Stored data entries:

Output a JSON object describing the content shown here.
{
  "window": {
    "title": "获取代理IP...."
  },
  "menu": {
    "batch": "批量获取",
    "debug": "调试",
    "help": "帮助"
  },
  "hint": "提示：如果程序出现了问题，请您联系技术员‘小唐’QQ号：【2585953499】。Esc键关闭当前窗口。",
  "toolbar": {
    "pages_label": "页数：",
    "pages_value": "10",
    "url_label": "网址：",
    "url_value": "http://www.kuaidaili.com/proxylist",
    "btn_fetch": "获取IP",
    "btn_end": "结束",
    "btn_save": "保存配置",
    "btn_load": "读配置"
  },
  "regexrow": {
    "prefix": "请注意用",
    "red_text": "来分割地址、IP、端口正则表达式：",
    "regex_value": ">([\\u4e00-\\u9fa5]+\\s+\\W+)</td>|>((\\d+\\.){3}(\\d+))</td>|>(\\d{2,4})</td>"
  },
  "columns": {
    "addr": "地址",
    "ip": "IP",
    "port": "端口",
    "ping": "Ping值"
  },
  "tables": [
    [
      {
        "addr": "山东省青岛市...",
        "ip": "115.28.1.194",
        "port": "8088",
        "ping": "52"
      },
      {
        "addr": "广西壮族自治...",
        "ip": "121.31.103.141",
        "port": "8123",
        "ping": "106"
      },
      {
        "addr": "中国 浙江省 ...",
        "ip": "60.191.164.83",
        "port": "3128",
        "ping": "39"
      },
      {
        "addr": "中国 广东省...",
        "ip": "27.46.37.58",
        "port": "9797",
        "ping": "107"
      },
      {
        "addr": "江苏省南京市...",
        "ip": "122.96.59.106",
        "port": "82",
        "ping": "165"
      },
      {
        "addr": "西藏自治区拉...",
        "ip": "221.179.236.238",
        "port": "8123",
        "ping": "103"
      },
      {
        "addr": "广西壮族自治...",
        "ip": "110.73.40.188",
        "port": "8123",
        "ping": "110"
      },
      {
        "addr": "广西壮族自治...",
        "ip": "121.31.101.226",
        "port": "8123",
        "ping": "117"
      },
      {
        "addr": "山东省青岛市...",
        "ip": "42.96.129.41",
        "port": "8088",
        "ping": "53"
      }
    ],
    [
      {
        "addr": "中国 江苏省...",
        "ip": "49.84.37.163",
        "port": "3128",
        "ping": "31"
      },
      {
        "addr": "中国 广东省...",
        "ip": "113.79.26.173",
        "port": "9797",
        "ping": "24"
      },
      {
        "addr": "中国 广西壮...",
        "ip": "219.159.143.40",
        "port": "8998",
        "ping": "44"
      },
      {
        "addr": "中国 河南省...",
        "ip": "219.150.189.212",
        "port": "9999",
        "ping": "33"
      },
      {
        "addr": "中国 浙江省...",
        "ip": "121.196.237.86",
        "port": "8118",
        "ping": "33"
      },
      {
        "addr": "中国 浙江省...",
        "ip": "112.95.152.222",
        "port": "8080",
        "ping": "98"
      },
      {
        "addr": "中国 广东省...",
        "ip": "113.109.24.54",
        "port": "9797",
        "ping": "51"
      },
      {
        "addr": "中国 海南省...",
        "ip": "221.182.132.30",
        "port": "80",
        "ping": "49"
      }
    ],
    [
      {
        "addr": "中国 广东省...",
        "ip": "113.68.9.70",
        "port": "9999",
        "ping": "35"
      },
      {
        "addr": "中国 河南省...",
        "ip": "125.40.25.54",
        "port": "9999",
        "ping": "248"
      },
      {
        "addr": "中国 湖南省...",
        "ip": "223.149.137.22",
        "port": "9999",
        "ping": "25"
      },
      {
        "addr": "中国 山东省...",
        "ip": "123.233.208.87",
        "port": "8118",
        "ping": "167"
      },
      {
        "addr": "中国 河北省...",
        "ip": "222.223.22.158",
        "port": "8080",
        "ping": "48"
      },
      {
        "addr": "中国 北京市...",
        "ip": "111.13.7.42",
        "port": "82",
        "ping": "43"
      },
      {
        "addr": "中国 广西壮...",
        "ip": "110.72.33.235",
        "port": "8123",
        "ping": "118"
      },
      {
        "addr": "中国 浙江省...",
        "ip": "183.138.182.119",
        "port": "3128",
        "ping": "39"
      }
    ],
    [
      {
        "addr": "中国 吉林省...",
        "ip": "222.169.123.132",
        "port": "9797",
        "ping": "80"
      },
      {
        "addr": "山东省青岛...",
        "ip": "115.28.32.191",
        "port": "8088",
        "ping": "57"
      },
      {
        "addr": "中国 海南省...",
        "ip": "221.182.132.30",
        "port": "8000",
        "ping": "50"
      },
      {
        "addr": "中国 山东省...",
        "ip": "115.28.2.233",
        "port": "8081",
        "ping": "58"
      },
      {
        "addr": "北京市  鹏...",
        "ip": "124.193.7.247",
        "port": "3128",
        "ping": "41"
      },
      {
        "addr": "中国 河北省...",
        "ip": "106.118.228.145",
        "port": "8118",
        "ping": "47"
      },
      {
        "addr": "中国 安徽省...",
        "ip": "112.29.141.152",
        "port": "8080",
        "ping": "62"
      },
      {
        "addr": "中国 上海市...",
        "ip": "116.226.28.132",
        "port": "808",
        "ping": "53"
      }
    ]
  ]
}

## Task to complete
Using the material above, print every entry exactly as written.

## Expected output
Output a JSON object describing the content shown here.
{
  "window": {
    "title": "获取代理IP...."
  },
  "menu": {
    "batch": "批量获取",
    "debug": "调试",
    "help": "帮助"
  },
  "hint": "提示：如果程序出现了问题，请您联系技术员‘小唐’QQ号：【2585953499】。Esc键关闭当前窗口。",
  "toolbar": {
    "pages_label": "页数：",
    "pages_value": "10",
    "url_label": "网址：",
    "url_value": "http://www.kuaidaili.com/proxylist",
    "btn_fetch": "获取IP",
    "btn_end": "结束",
    "btn_save": "保存配置",
    "btn_load": "读配置"
  },
  "regexrow": {
    "prefix": "请注意用",
    "red_text": "来分割地址、IP、端口正则表达式：",
    "regex_value": ">([\\u4e00-\\u9fa5]+\\s+\\W+)</td>|>((\\d+\\.){3}(\\d+))</td>|>(\\d{2,4})</td>"
  },
  "columns": {
    "addr": "地址",
    "ip": "IP",
    "port": "端口",
    "ping": "Ping值"
  },
  "tables": [
    [
      {
        "addr": "山东省青岛市...",
        "ip": "115.28.1.194",
        "port": "8088",
        "ping": "52"
      },
      {
        "addr": "广西壮族自治...",
        "ip": "121.31.103.141",
        "port": "8123",
        "ping": "106"
      },
      {
        "addr": "中国 浙江省 ...",
        "ip": "60.191.164.83",
        "port": "3128",
        "ping": "39"
      },
      {
        "addr": "中国 广东省...",
        "ip": "27.46.37.58",
        "port": "9797",
        "ping": "107"
      },
      {
        "addr": "江苏省南京市...",
        "ip": "122.96.59.106",
        "port": "82",
        "ping": "165"
      },
      {
        "addr": "西藏自治区拉...",
        "ip": "221.179.236.238",
        "port": "8123",
        "ping": "103"
      },
      {
        "addr": "广西壮族自治...",
        "ip": "110.73.40.188",
        "port": "8123",
        "ping": "110"
      },
      {
        "addr": "广西壮族自治...",
        "ip": "121.31.101.226",
        "port": "8123",
        "ping": "117"
      },
      {
        "addr": "山东省青岛市...",
        "ip": "42.96.129.41",
        "port": "8088",
        "ping": "53"
      }
    ],
    [
      {
        "addr": "中国 江苏省...",
        "ip": "49.84.37.163",
        "port": "3128",
        "ping": "31"
      },
      {
        "addr": "中国 广东省...",
        "ip": "113.79.26.173",
        "port": "9797",
        "ping": "24"
      },
      {
        "addr": "中国 广西壮...",
        "ip": "219.159.143.40",
        "port": "8998",
        "ping": "44"
      },
      {
        "addr": "中国 河南省...",
        "ip": "219.150.189.212",
        "port": "9999",
        "ping": "33"
      },
      {
        "addr": "中国 浙江省...",
        "ip": "121.196.237.86",
        "port": "8118",
        "ping": "33"
      },
      {
        "addr": "中国 浙江省...",
        "ip": "112.95.152.222",
        "port": "8080",
        "ping": "98"
      },
      {
        "addr": "中国 广东省...",
        "ip": "113.109.24.54",
        "port": "9797",
        "ping": "51"
      },
      {
        "addr": "中国 海南省...",
        "ip": "221.182.132.30",
        "port": "80",
        "ping": "49"
      }
    ],
    [
      {
        "addr": "中国 广东省...",
        "ip": "113.68.9.70",
        "port": "9999",
        "ping": "35"
      },
      {
        "addr": "中国 河南省...",
        "ip": "125.40.25.54",
        "port": "9999",
        "ping": "248"
      },
      {
        "addr": "中国 湖南省...",
        "ip": "223.149.137.22",
        "port": "9999",
        "ping": "25"
      },
      {
        "addr": "中国 山东省...",
        "ip": "123.233.208.87",
        "port": "8118",
        "ping": "167"
      },
      {
        "addr": "中国 河北省...",
        "ip": "222.223.22.158",
        "port": "8080",
        "ping": "48"
      },
      {
        "addr": "中国 北京市...",
        "ip": "111.13.7.42",
        "port": "82",
        "ping": "43"
      },
      {
        "addr": "中国 广西壮...",
        "ip": "110.72.33.235",
        "port": "8123",
        "ping": "118"
      },
      {
        "addr": "中国 浙江省...",
        "ip": "183.138.182.119",
        "port": "3128",
        "ping": "39"
      }
    ],
    [
      {
        "addr": "中国 吉林省...",
        "ip": "222.169.123.132",
        "port": "9797",
        "ping": "80"
      },
      {
        "addr": "山东省青岛...",
        "ip": "115.28.32.191",
        "port": "8088",
        "ping": "57"
      },
      {
        "addr": "中国 海南省...",
        "ip": "221.182.132.30",
        "port": "8000",
        "ping": "50"
      },
      {
        "addr": "中国 山东省...",
        "ip": "115.28.2.233",
        "port": "8081",
        "ping": "58"
      },
      {
        "addr": "北京市  鹏...",
        "ip": "124.193.7.247",
        "port": "3128",
        "ping": "41"
      },
      {
        "addr": "中国 河北省...",
        "ip": "106.118.228.145",
        "port": "8118",
        "ping": "47"
      },
      {
        "addr": "中国 安徽省...",
        "ip": "112.29.141.152",
        "port": "8080",
        "ping": "62"
      },
      {
        "addr": "中国 上海市...",
        "ip": "116.226.28.132",
        "port": "808",
        "ping": "53"
      }
    ]
  ]
}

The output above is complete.